* **Supplied information**:
^^^^^^^^

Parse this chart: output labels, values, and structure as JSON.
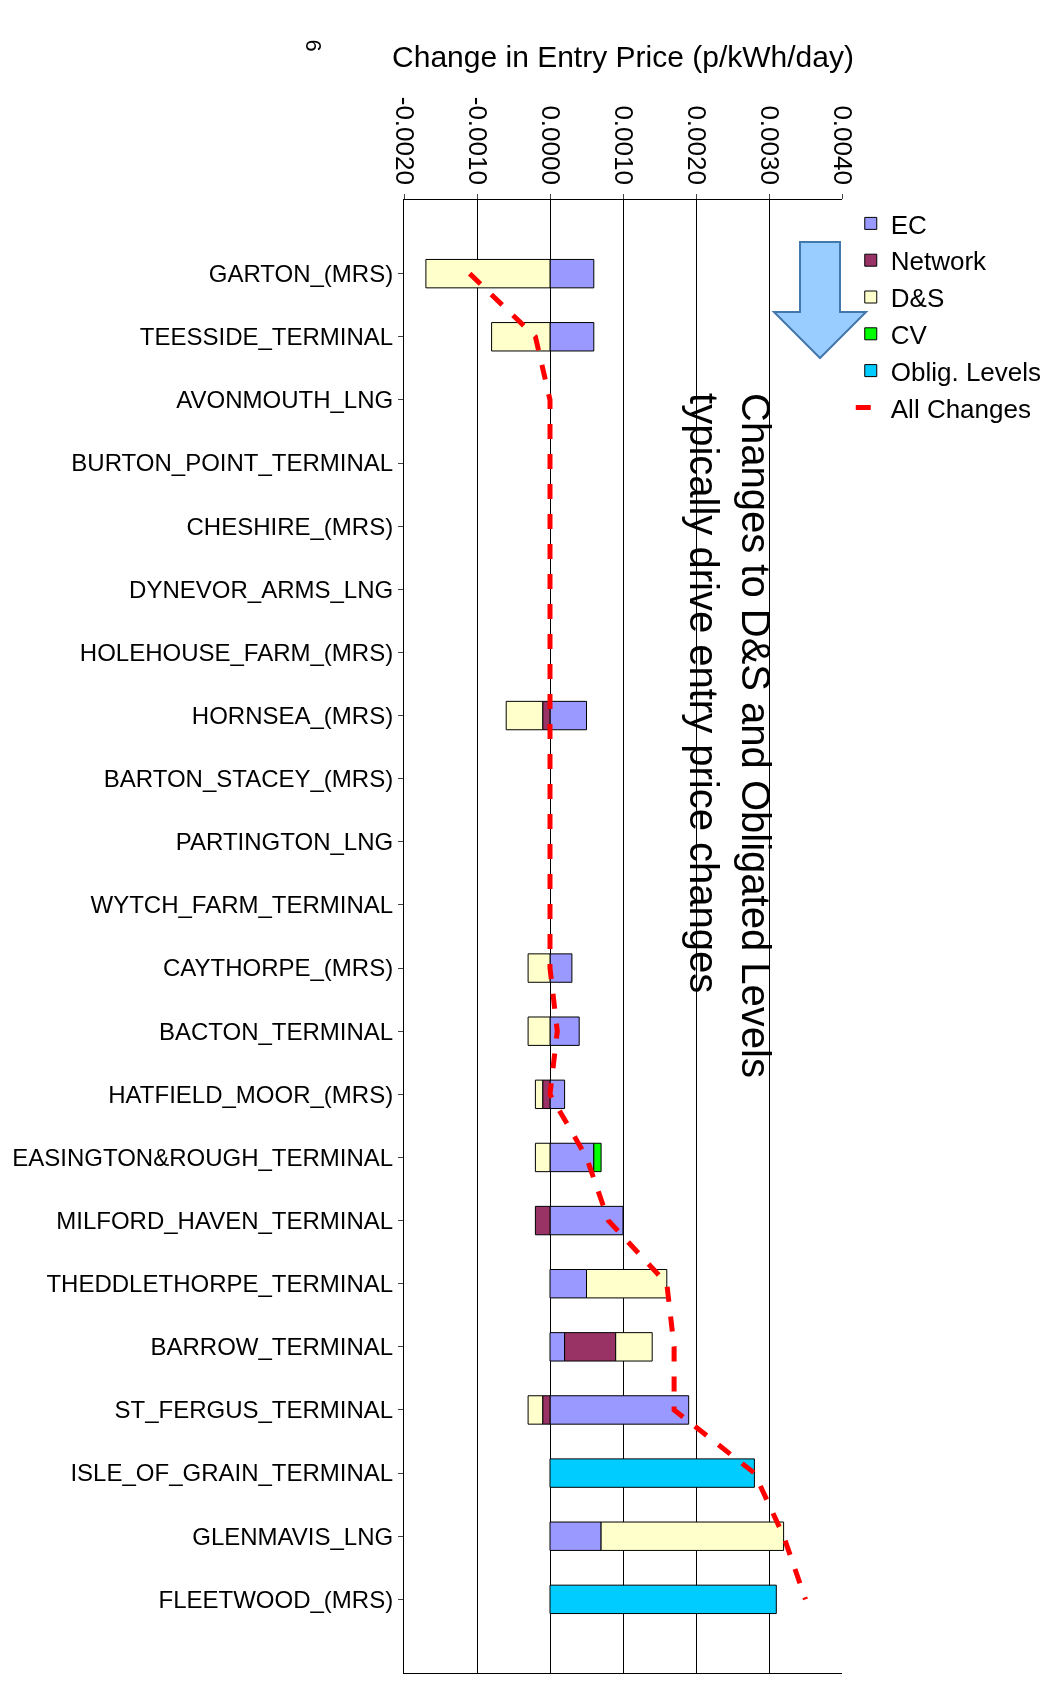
{
  "chart_data": {
    "type": "bar",
    "orientation": "horizontal",
    "stacked": true,
    "xlabel": "Change in Entry Price (p/kWh/day)",
    "categories": [
      "GARTON_(MRS)",
      "TEESSIDE_TERMINAL",
      "AVONMOUTH_LNG",
      "BURTON_POINT_TERMINAL",
      "CHESHIRE_(MRS)",
      "DYNEVOR_ARMS_LNG",
      "HOLEHOUSE_FARM_(MRS)",
      "HORNSEA_(MRS)",
      "BARTON_STACEY_(MRS)",
      "PARTINGTON_LNG",
      "WYTCH_FARM_TERMINAL",
      "CAYTHORPE_(MRS)",
      "BACTON_TERMINAL",
      "HATFIELD_MOOR_(MRS)",
      "EASINGTON&ROUGH_TERMINAL",
      "MILFORD_HAVEN_TERMINAL",
      "THEDDLETHORPE_TERMINAL",
      "BARROW_TERMINAL",
      "ST_FERGUS_TERMINAL",
      "ISLE_OF_GRAIN_TERMINAL",
      "GLENMAVIS_LNG",
      "FLEETWOOD_(MRS)"
    ],
    "series": [
      {
        "name": "EC",
        "color": "#9999ff",
        "values": [
          0.0006,
          0.0006,
          null,
          null,
          null,
          null,
          null,
          0.0005,
          null,
          null,
          null,
          0.0003,
          0.0004,
          0.0002,
          0.0006,
          0.001,
          0.0005,
          0.0002,
          0.0019,
          null,
          0.0007,
          null
        ]
      },
      {
        "name": "Network",
        "color": "#993366",
        "values": [
          null,
          null,
          null,
          null,
          null,
          null,
          null,
          -0.0001,
          null,
          null,
          null,
          null,
          null,
          -0.0001,
          null,
          -0.0002,
          null,
          0.0007,
          -0.0001,
          null,
          null,
          null
        ]
      },
      {
        "name": "D&S",
        "color": "#ffffcc",
        "values": [
          -0.0017,
          -0.0008,
          null,
          null,
          null,
          null,
          null,
          -0.0005,
          null,
          null,
          null,
          -0.0003,
          -0.0003,
          -0.0001,
          -0.0002,
          null,
          0.0011,
          0.0005,
          -0.0002,
          null,
          0.0025,
          null
        ]
      },
      {
        "name": "CV",
        "color": "#00ff00",
        "values": [
          null,
          null,
          null,
          null,
          null,
          null,
          null,
          null,
          null,
          null,
          null,
          null,
          null,
          null,
          0.0001,
          null,
          null,
          null,
          null,
          null,
          null,
          null
        ]
      },
      {
        "name": "Oblig. Levels",
        "color": "#00ccff",
        "values": [
          null,
          null,
          null,
          null,
          null,
          null,
          null,
          null,
          null,
          null,
          null,
          null,
          null,
          null,
          null,
          null,
          null,
          null,
          null,
          0.0028,
          null,
          0.0031
        ]
      },
      {
        "name": "All Changes",
        "type": "line",
        "color": "#ff0000",
        "line_style": "dashed",
        "marker": "none",
        "values": [
          -0.0011,
          -0.0002,
          0,
          0,
          0,
          0,
          0,
          0,
          0,
          0,
          0,
          0,
          0.0001,
          0,
          0.0005,
          0.0008,
          0.0016,
          0.0017,
          0.0017,
          0.0028,
          0.0032,
          0.0035
        ]
      }
    ],
    "xlim": [
      -0.002,
      0.004
    ],
    "xticks": [
      {
        "value": -0.002,
        "label": "-0.0020"
      },
      {
        "value": -0.001,
        "label": "-0.0010"
      },
      {
        "value": 0,
        "label": "0.0000"
      },
      {
        "value": 0.001,
        "label": "0.0010"
      },
      {
        "value": 0.002,
        "label": "0.0020"
      },
      {
        "value": 0.003,
        "label": "0.0030"
      },
      {
        "value": 0.004,
        "label": "0.0040"
      }
    ],
    "grid": "x",
    "legend": "right",
    "annotations": [
      "Changes to D&S and Obligated Levels\ntypically drive entry price changes",
      "6"
    ]
  }
}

^^^^^^^^

* **Stated task**:
Without the pictures, write out every entry precisely as it appears.

* **Final result**:
Parse this chart: output labels, values, and structure as JSON.
{
  "chart_data": {
    "type": "bar",
    "orientation": "horizontal",
    "stacked": true,
    "xlabel": "Change in Entry Price (p/kWh/day)",
    "categories": [
      "GARTON_(MRS)",
      "TEESSIDE_TERMINAL",
      "AVONMOUTH_LNG",
      "BURTON_POINT_TERMINAL",
      "CHESHIRE_(MRS)",
      "DYNEVOR_ARMS_LNG",
      "HOLEHOUSE_FARM_(MRS)",
      "HORNSEA_(MRS)",
      "BARTON_STACEY_(MRS)",
      "PARTINGTON_LNG",
      "WYTCH_FARM_TERMINAL",
      "CAYTHORPE_(MRS)",
      "BACTON_TERMINAL",
      "HATFIELD_MOOR_(MRS)",
      "EASINGTON&ROUGH_TERMINAL",
      "MILFORD_HAVEN_TERMINAL",
      "THEDDLETHORPE_TERMINAL",
      "BARROW_TERMINAL",
      "ST_FERGUS_TERMINAL",
      "ISLE_OF_GRAIN_TERMINAL",
      "GLENMAVIS_LNG",
      "FLEETWOOD_(MRS)"
    ],
    "series": [
      {
        "name": "EC",
        "color": "#9999ff",
        "values": [
          0.0006,
          0.0006,
          null,
          null,
          null,
          null,
          null,
          0.0005,
          null,
          null,
          null,
          0.0003,
          0.0004,
          0.0002,
          0.0006,
          0.001,
          0.0005,
          0.0002,
          0.0019,
          null,
          0.0007,
          null
        ]
      },
      {
        "name": "Network",
        "color": "#993366",
        "values": [
          null,
          null,
          null,
          null,
          null,
          null,
          null,
          -0.0001,
          null,
          null,
          null,
          null,
          null,
          -0.0001,
          null,
          -0.0002,
          null,
          0.0007,
          -0.0001,
          null,
          null,
          null
        ]
      },
      {
        "name": "D&S",
        "color": "#ffffcc",
        "values": [
          -0.0017,
          -0.0008,
          null,
          null,
          null,
          null,
          null,
          -0.0005,
          null,
          null,
          null,
          -0.0003,
          -0.0003,
          -0.0001,
          -0.0002,
          null,
          0.0011,
          0.0005,
          -0.0002,
          null,
          0.0025,
          null
        ]
      },
      {
        "name": "CV",
        "color": "#00ff00",
        "values": [
          null,
          null,
          null,
          null,
          null,
          null,
          null,
          null,
          null,
          null,
          null,
          null,
          null,
          null,
          0.0001,
          null,
          null,
          null,
          null,
          null,
          null,
          null
        ]
      },
      {
        "name": "Oblig. Levels",
        "color": "#00ccff",
        "values": [
          null,
          null,
          null,
          null,
          null,
          null,
          null,
          null,
          null,
          null,
          null,
          null,
          null,
          null,
          null,
          null,
          null,
          null,
          null,
          0.0028,
          null,
          0.0031
        ]
      },
      {
        "name": "All Changes",
        "type": "line",
        "color": "#ff0000",
        "line_style": "dashed",
        "marker": "none",
        "values": [
          -0.0011,
          -0.0002,
          0,
          0,
          0,
          0,
          0,
          0,
          0,
          0,
          0,
          0,
          0.0001,
          0,
          0.0005,
          0.0008,
          0.0016,
          0.0017,
          0.0017,
          0.0028,
          0.0032,
          0.0035
        ]
      }
    ],
    "xlim": [
      -0.002,
      0.004
    ],
    "xticks": [
      {
        "value": -0.002,
        "label": "-0.0020"
      },
      {
        "value": -0.001,
        "label": "-0.0010"
      },
      {
        "value": 0,
        "label": "0.0000"
      },
      {
        "value": 0.001,
        "label": "0.0010"
      },
      {
        "value": 0.002,
        "label": "0.0020"
      },
      {
        "value": 0.003,
        "label": "0.0030"
      },
      {
        "value": 0.004,
        "label": "0.0040"
      }
    ],
    "grid": "x",
    "legend": "right",
    "annotations": [
      "Changes to D&S and Obligated Levels\ntypically drive entry price changes",
      "6"
    ]
  }
}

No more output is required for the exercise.